__Directions for this task__.
Copy out all of the data exactly as it appears.

__Data listing__.
## START
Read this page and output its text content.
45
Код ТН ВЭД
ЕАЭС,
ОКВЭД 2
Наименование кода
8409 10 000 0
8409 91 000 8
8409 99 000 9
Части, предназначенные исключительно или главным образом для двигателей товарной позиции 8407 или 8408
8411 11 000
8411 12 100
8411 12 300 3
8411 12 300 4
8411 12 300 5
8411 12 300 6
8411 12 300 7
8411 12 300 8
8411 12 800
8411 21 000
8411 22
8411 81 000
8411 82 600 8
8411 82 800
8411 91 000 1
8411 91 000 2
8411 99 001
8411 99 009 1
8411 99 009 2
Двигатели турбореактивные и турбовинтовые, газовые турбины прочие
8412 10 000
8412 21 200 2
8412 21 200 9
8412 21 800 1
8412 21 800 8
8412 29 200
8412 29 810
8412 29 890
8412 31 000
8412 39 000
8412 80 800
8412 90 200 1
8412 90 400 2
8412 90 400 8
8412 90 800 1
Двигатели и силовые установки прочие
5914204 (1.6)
## END
__The output__.
Read this page and output its text content.
45
Код ТН ВЭД
ЕАЭС,
ОКВЭД 2
Наименование кода
8409 10 000 0
8409 91 000 8
8409 99 000 9
Части, предназначенные исключительно или главным образом для двигателей товарной позиции 8407 или 8408
8411 11 000
8411 12 100
8411 12 300 3
8411 12 300 4
8411 12 300 5
8411 12 300 6
8411 12 300 7
8411 12 300 8
8411 12 800
8411 21 000
8411 22
8411 81 000
8411 82 600 8
8411 82 800
8411 91 000 1
8411 91 000 2
8411 99 001
8411 99 009 1
8411 99 009 2
Двигатели турбореактивные и турбовинтовые, газовые турбины прочие
8412 10 000
8412 21 200 2
8412 21 200 9
8412 21 800 1
8412 21 800 8
8412 29 200
8412 29 810
8412 29 890
8412 31 000
8412 39 000
8412 80 800
8412 90 200 1
8412 90 400 2
8412 90 400 8
8412 90 800 1
Двигатели и силовые установки прочие
5914204 (1.6)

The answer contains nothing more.